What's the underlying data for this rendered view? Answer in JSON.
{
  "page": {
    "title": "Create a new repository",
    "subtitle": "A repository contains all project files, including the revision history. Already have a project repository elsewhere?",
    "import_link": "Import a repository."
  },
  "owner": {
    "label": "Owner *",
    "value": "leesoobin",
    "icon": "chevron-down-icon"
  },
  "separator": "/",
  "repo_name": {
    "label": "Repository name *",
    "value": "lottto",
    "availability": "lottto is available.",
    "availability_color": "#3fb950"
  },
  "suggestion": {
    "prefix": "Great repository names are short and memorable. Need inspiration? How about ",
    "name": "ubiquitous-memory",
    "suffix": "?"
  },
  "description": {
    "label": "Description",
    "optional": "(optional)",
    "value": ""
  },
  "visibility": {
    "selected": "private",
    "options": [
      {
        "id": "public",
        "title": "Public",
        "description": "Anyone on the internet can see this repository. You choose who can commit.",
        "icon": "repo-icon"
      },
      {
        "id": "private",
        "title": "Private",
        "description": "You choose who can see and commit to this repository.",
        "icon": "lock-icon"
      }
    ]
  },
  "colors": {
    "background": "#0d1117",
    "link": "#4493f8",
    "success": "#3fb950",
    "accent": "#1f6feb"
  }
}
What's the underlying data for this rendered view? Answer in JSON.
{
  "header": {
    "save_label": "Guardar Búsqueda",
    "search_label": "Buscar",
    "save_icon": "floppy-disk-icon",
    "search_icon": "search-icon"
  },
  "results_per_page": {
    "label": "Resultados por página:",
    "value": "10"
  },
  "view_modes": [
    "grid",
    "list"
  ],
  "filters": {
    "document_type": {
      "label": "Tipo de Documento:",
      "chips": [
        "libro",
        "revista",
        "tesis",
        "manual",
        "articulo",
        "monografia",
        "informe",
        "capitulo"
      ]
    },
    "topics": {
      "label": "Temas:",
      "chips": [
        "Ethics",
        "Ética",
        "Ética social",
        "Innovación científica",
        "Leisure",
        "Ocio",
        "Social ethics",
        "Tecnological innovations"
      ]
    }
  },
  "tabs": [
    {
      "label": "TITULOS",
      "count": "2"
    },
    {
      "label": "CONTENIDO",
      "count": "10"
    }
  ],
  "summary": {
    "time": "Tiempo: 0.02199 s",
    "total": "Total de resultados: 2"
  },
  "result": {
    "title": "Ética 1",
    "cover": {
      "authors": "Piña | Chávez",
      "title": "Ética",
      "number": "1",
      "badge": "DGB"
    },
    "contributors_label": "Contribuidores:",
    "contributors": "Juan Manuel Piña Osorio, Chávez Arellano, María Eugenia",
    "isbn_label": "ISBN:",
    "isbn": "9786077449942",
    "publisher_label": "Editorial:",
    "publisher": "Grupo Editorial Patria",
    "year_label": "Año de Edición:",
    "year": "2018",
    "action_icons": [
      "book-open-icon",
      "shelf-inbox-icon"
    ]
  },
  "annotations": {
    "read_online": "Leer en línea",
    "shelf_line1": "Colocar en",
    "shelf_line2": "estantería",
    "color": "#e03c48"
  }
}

***

◆ Your goal: Reproduce all the records precisely.

◆ Task result:
What's the underlying data for this rendered view? Answer in JSON.
{
  "page": {
    "title": "Create a new repository",
    "subtitle": "A repository contains all project files, including the revision history. Already have a project repository elsewhere?",
    "import_link": "Import a repository."
  },
  "owner": {
    "label": "Owner *",
    "value": "leesoobin",
    "icon": "chevron-down-icon"
  },
  "separator": "/",
  "repo_name": {
    "label": "Repository name *",
    "value": "lottto",
    "availability": "lottto is available.",
    "availability_color": "#3fb950"
  },
  "suggestion": {
    "prefix": "Great repository names are short and memorable. Need inspiration? How about ",
    "name": "ubiquitous-memory",
    "suffix": "?"
  },
  "description": {
    "label": "Description",
    "optional": "(optional)",
    "value": ""
  },
  "visibility": {
    "selected": "private",
    "options": [
      {
        "id": "public",
        "title": "Public",
        "description": "Anyone on the internet can see this repository. You choose who can commit.",
        "icon": "repo-icon"
      },
      {
        "id": "private",
        "title": "Private",
        "description": "You choose who can see and commit to this repository.",
        "icon": "lock-icon"
      }
    ]
  },
  "colors": {
    "background": "#0d1117",
    "link": "#4493f8",
    "success": "#3fb950",
    "accent": "#1f6feb"
  }
}
What's the underlying data for this rendered view? Answer in JSON.
{
  "header": {
    "save_label": "Guardar Búsqueda",
    "search_label": "Buscar",
    "save_icon": "floppy-disk-icon",
    "search_icon": "search-icon"
  },
  "results_per_page": {
    "label": "Resultados por página:",
    "value": "10"
  },
  "view_modes": [
    "grid",
    "list"
  ],
  "filters": {
    "document_type": {
      "label": "Tipo de Documento:",
      "chips": [
        "libro",
        "revista",
        "tesis",
        "manual",
        "articulo",
        "monografia",
        "informe",
        "capitulo"
      ]
    },
    "topics": {
      "label": "Temas:",
      "chips": [
        "Ethics",
        "Ética",
        "Ética social",
        "Innovación científica",
        "Leisure",
        "Ocio",
        "Social ethics",
        "Tecnological innovations"
      ]
    }
  },
  "tabs": [
    {
      "label": "TITULOS",
      "count": "2"
    },
    {
      "label": "CONTENIDO",
      "count": "10"
    }
  ],
  "summary": {
    "time": "Tiempo: 0.02199 s",
    "total": "Total de resultados: 2"
  },
  "result": {
    "title": "Ética 1",
    "cover": {
      "authors": "Piña | Chávez",
      "title": "Ética",
      "number": "1",
      "badge": "DGB"
    },
    "contributors_label": "Contribuidores:",
    "contributors": "Juan Manuel Piña Osorio, Chávez Arellano, María Eugenia",
    "isbn_label": "ISBN:",
    "isbn": "9786077449942",
    "publisher_label": "Editorial:",
    "publisher": "Grupo Editorial Patria",
    "year_label": "Año de Edición:",
    "year": "2018",
    "action_icons": [
      "book-open-icon",
      "shelf-inbox-icon"
    ]
  },
  "annotations": {
    "read_online": "Leer en línea",
    "shelf_line1": "Colocar en",
    "shelf_line2": "estantería",
    "color": "#e03c48"
  }
}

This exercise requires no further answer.